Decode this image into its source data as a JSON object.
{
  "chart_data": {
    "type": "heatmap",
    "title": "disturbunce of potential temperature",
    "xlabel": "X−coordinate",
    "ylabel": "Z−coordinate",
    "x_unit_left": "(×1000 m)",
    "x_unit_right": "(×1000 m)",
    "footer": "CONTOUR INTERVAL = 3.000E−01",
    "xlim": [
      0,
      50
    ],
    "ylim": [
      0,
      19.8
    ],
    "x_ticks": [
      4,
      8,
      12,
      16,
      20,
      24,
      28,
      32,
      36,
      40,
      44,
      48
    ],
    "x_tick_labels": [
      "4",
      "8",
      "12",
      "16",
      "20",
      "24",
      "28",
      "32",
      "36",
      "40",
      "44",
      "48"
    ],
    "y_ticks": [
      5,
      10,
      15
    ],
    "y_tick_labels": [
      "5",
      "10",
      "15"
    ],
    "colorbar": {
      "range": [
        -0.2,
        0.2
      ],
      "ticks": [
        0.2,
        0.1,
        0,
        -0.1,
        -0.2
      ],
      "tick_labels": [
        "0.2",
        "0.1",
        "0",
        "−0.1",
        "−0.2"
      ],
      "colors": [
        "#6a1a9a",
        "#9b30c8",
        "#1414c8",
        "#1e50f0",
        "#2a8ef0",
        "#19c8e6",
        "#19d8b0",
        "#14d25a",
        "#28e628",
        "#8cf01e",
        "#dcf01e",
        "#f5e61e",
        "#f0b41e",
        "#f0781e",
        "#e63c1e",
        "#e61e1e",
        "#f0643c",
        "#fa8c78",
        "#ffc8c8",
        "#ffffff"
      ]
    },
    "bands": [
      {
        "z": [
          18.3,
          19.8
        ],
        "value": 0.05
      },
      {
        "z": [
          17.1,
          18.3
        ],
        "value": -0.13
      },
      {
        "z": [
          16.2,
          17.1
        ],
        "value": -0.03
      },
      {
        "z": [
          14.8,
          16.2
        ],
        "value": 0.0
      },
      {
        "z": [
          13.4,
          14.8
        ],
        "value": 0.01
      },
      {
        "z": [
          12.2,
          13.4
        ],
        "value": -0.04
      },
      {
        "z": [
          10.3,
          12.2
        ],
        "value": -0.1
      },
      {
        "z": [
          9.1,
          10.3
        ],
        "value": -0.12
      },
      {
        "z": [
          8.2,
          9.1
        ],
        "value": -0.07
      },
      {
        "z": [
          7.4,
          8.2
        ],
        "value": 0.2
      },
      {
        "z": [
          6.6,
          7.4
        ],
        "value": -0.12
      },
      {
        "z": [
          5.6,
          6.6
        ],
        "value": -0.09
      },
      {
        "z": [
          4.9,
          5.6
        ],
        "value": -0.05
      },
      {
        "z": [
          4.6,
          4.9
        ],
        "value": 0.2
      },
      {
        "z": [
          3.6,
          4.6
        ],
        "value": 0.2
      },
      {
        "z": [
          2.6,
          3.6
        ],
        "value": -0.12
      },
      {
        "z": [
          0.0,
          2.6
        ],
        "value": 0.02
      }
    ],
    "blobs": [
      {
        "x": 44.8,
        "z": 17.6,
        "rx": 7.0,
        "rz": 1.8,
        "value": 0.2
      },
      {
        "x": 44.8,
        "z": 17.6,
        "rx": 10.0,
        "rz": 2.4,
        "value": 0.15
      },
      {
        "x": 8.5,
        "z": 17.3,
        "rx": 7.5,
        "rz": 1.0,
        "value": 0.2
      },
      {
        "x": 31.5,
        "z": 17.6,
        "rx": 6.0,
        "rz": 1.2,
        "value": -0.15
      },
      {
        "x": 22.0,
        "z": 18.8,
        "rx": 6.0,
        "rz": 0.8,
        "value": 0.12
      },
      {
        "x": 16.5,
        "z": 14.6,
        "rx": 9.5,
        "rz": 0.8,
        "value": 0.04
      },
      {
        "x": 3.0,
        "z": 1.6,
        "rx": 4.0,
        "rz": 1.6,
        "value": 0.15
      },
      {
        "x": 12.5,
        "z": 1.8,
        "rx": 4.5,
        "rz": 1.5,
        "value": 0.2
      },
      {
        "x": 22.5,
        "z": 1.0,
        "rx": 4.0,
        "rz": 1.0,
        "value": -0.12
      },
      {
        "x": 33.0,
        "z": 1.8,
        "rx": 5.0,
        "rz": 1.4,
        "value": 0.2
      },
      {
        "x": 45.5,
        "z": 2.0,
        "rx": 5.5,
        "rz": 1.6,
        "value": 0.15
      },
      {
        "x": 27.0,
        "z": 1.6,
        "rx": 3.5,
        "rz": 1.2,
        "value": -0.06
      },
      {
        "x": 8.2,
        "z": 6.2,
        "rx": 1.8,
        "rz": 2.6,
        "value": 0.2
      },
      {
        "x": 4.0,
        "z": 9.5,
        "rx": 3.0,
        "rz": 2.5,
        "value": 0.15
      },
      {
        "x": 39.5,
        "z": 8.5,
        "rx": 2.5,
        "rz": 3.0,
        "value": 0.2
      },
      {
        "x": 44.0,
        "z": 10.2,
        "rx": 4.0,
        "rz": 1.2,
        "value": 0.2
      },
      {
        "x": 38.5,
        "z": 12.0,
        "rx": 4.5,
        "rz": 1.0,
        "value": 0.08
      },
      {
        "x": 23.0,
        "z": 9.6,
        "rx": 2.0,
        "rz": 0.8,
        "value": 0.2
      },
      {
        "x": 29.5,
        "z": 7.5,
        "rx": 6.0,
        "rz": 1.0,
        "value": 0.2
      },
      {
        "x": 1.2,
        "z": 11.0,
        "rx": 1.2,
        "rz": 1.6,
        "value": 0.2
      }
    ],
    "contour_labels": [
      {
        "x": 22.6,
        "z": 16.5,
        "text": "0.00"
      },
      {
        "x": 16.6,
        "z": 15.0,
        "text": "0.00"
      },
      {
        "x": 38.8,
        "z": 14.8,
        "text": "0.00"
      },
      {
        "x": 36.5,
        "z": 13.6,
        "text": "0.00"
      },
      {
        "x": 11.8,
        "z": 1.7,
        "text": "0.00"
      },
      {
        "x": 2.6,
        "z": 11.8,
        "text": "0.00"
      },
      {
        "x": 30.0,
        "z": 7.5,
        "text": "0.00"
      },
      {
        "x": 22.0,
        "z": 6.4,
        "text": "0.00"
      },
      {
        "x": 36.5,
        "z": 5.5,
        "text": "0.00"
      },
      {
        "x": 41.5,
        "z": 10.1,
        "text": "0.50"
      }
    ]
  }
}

**REQUIRED TASK**: Copy all the entries verbatim.

**SOLUTION FOR THIS TASK**:
Decode this image into its source data as a JSON object.
{
  "chart_data": {
    "type": "heatmap",
    "title": "disturbunce of potential temperature",
    "xlabel": "X−coordinate",
    "ylabel": "Z−coordinate",
    "x_unit_left": "(×1000 m)",
    "x_unit_right": "(×1000 m)",
    "footer": "CONTOUR INTERVAL = 3.000E−01",
    "xlim": [
      0,
      50
    ],
    "ylim": [
      0,
      19.8
    ],
    "x_ticks": [
      4,
      8,
      12,
      16,
      20,
      24,
      28,
      32,
      36,
      40,
      44,
      48
    ],
    "x_tick_labels": [
      "4",
      "8",
      "12",
      "16",
      "20",
      "24",
      "28",
      "32",
      "36",
      "40",
      "44",
      "48"
    ],
    "y_ticks": [
      5,
      10,
      15
    ],
    "y_tick_labels": [
      "5",
      "10",
      "15"
    ],
    "colorbar": {
      "range": [
        -0.2,
        0.2
      ],
      "ticks": [
        0.2,
        0.1,
        0,
        -0.1,
        -0.2
      ],
      "tick_labels": [
        "0.2",
        "0.1",
        "0",
        "−0.1",
        "−0.2"
      ],
      "colors": [
        "#6a1a9a",
        "#9b30c8",
        "#1414c8",
        "#1e50f0",
        "#2a8ef0",
        "#19c8e6",
        "#19d8b0",
        "#14d25a",
        "#28e628",
        "#8cf01e",
        "#dcf01e",
        "#f5e61e",
        "#f0b41e",
        "#f0781e",
        "#e63c1e",
        "#e61e1e",
        "#f0643c",
        "#fa8c78",
        "#ffc8c8",
        "#ffffff"
      ]
    },
    "bands": [
      {
        "z": [
          18.3,
          19.8
        ],
        "value": 0.05
      },
      {
        "z": [
          17.1,
          18.3
        ],
        "value": -0.13
      },
      {
        "z": [
          16.2,
          17.1
        ],
        "value": -0.03
      },
      {
        "z": [
          14.8,
          16.2
        ],
        "value": 0.0
      },
      {
        "z": [
          13.4,
          14.8
        ],
        "value": 0.01
      },
      {
        "z": [
          12.2,
          13.4
        ],
        "value": -0.04
      },
      {
        "z": [
          10.3,
          12.2
        ],
        "value": -0.1
      },
      {
        "z": [
          9.1,
          10.3
        ],
        "value": -0.12
      },
      {
        "z": [
          8.2,
          9.1
        ],
        "value": -0.07
      },
      {
        "z": [
          7.4,
          8.2
        ],
        "value": 0.2
      },
      {
        "z": [
          6.6,
          7.4
        ],
        "value": -0.12
      },
      {
        "z": [
          5.6,
          6.6
        ],
        "value": -0.09
      },
      {
        "z": [
          4.9,
          5.6
        ],
        "value": -0.05
      },
      {
        "z": [
          4.6,
          4.9
        ],
        "value": 0.2
      },
      {
        "z": [
          3.6,
          4.6
        ],
        "value": 0.2
      },
      {
        "z": [
          2.6,
          3.6
        ],
        "value": -0.12
      },
      {
        "z": [
          0.0,
          2.6
        ],
        "value": 0.02
      }
    ],
    "blobs": [
      {
        "x": 44.8,
        "z": 17.6,
        "rx": 7.0,
        "rz": 1.8,
        "value": 0.2
      },
      {
        "x": 44.8,
        "z": 17.6,
        "rx": 10.0,
        "rz": 2.4,
        "value": 0.15
      },
      {
        "x": 8.5,
        "z": 17.3,
        "rx": 7.5,
        "rz": 1.0,
        "value": 0.2
      },
      {
        "x": 31.5,
        "z": 17.6,
        "rx": 6.0,
        "rz": 1.2,
        "value": -0.15
      },
      {
        "x": 22.0,
        "z": 18.8,
        "rx": 6.0,
        "rz": 0.8,
        "value": 0.12
      },
      {
        "x": 16.5,
        "z": 14.6,
        "rx": 9.5,
        "rz": 0.8,
        "value": 0.04
      },
      {
        "x": 3.0,
        "z": 1.6,
        "rx": 4.0,
        "rz": 1.6,
        "value": 0.15
      },
      {
        "x": 12.5,
        "z": 1.8,
        "rx": 4.5,
        "rz": 1.5,
        "value": 0.2
      },
      {
        "x": 22.5,
        "z": 1.0,
        "rx": 4.0,
        "rz": 1.0,
        "value": -0.12
      },
      {
        "x": 33.0,
        "z": 1.8,
        "rx": 5.0,
        "rz": 1.4,
        "value": 0.2
      },
      {
        "x": 45.5,
        "z": 2.0,
        "rx": 5.5,
        "rz": 1.6,
        "value": 0.15
      },
      {
        "x": 27.0,
        "z": 1.6,
        "rx": 3.5,
        "rz": 1.2,
        "value": -0.06
      },
      {
        "x": 8.2,
        "z": 6.2,
        "rx": 1.8,
        "rz": 2.6,
        "value": 0.2
      },
      {
        "x": 4.0,
        "z": 9.5,
        "rx": 3.0,
        "rz": 2.5,
        "value": 0.15
      },
      {
        "x": 39.5,
        "z": 8.5,
        "rx": 2.5,
        "rz": 3.0,
        "value": 0.2
      },
      {
        "x": 44.0,
        "z": 10.2,
        "rx": 4.0,
        "rz": 1.2,
        "value": 0.2
      },
      {
        "x": 38.5,
        "z": 12.0,
        "rx": 4.5,
        "rz": 1.0,
        "value": 0.08
      },
      {
        "x": 23.0,
        "z": 9.6,
        "rx": 2.0,
        "rz": 0.8,
        "value": 0.2
      },
      {
        "x": 29.5,
        "z": 7.5,
        "rx": 6.0,
        "rz": 1.0,
        "value": 0.2
      },
      {
        "x": 1.2,
        "z": 11.0,
        "rx": 1.2,
        "rz": 1.6,
        "value": 0.2
      }
    ],
    "contour_labels": [
      {
        "x": 22.6,
        "z": 16.5,
        "text": "0.00"
      },
      {
        "x": 16.6,
        "z": 15.0,
        "text": "0.00"
      },
      {
        "x": 38.8,
        "z": 14.8,
        "text": "0.00"
      },
      {
        "x": 36.5,
        "z": 13.6,
        "text": "0.00"
      },
      {
        "x": 11.8,
        "z": 1.7,
        "text": "0.00"
      },
      {
        "x": 2.6,
        "z": 11.8,
        "text": "0.00"
      },
      {
        "x": 30.0,
        "z": 7.5,
        "text": "0.00"
      },
      {
        "x": 22.0,
        "z": 6.4,
        "text": "0.00"
      },
      {
        "x": 36.5,
        "z": 5.5,
        "text": "0.00"
      },
      {
        "x": 41.5,
        "z": 10.1,
        "text": "0.50"
      }
    ]
  }
}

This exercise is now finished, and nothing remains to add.